**OBJECTIVE:** Output the material below in its entirety, exactly as given.

**DATA FOR THIS TASK:**
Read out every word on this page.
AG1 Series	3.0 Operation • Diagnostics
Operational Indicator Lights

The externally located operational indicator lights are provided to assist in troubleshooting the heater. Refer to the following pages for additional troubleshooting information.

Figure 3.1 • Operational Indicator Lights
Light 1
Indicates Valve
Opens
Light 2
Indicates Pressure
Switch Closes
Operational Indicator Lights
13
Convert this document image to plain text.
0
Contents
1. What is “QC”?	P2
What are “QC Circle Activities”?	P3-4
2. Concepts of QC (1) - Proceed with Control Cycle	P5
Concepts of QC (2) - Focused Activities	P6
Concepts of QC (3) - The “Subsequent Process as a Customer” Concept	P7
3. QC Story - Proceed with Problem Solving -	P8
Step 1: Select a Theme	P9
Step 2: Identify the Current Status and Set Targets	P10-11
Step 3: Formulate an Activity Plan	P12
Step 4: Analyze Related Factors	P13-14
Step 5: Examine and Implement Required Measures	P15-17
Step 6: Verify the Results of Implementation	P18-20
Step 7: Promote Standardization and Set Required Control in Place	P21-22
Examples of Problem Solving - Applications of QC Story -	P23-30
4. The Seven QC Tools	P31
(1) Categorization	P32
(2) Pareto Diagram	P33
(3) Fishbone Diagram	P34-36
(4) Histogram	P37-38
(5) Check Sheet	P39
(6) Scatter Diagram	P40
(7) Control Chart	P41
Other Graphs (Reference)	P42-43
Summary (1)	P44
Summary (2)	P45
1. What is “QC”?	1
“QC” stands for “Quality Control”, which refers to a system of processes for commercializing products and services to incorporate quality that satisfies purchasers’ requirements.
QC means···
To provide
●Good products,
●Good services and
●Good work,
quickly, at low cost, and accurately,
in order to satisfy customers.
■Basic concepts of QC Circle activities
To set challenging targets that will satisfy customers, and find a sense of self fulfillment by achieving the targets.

**RESULT OF THIS TASK:**
Read out every word on this page.
AG1 Series	3.0 Operation • Diagnostics
Operational Indicator Lights

The externally located operational indicator lights are provided to assist in troubleshooting the heater. Refer to the following pages for additional troubleshooting information.

Figure 3.1 • Operational Indicator Lights
Light 1
Indicates Valve
Opens
Light 2
Indicates Pressure
Switch Closes
Operational Indicator Lights
13
Convert this document image to plain text.
0
Contents
1. What is “QC”?	P2
What are “QC Circle Activities”?	P3-4
2. Concepts of QC (1) - Proceed with Control Cycle	P5
Concepts of QC (2) - Focused Activities	P6
Concepts of QC (3) - The “Subsequent Process as a Customer” Concept	P7
3. QC Story - Proceed with Problem Solving -	P8
Step 1: Select a Theme	P9
Step 2: Identify the Current Status and Set Targets	P10-11
Step 3: Formulate an Activity Plan	P12
Step 4: Analyze Related Factors	P13-14
Step 5: Examine and Implement Required Measures	P15-17
Step 6: Verify the Results of Implementation	P18-20
Step 7: Promote Standardization and Set Required Control in Place	P21-22
Examples of Problem Solving - Applications of QC Story -	P23-30
4. The Seven QC Tools	P31
(1) Categorization	P32
(2) Pareto Diagram	P33
(3) Fishbone Diagram	P34-36
(4) Histogram	P37-38
(5) Check Sheet	P39
(6) Scatter Diagram	P40
(7) Control Chart	P41
Other Graphs (Reference)	P42-43
Summary (1)	P44
Summary (2)	P45
1. What is “QC”?	1
“QC” stands for “Quality Control”, which refers to a system of processes for commercializing products and services to incorporate quality that satisfies purchasers’ requirements.
QC means···
To provide
●Good products,
●Good services and
●Good work,
quickly, at low cost, and accurately,
in order to satisfy customers.
■Basic concepts of QC Circle activities
To set challenging targets that will satisfy customers, and find a sense of self fulfillment by achieving the targets.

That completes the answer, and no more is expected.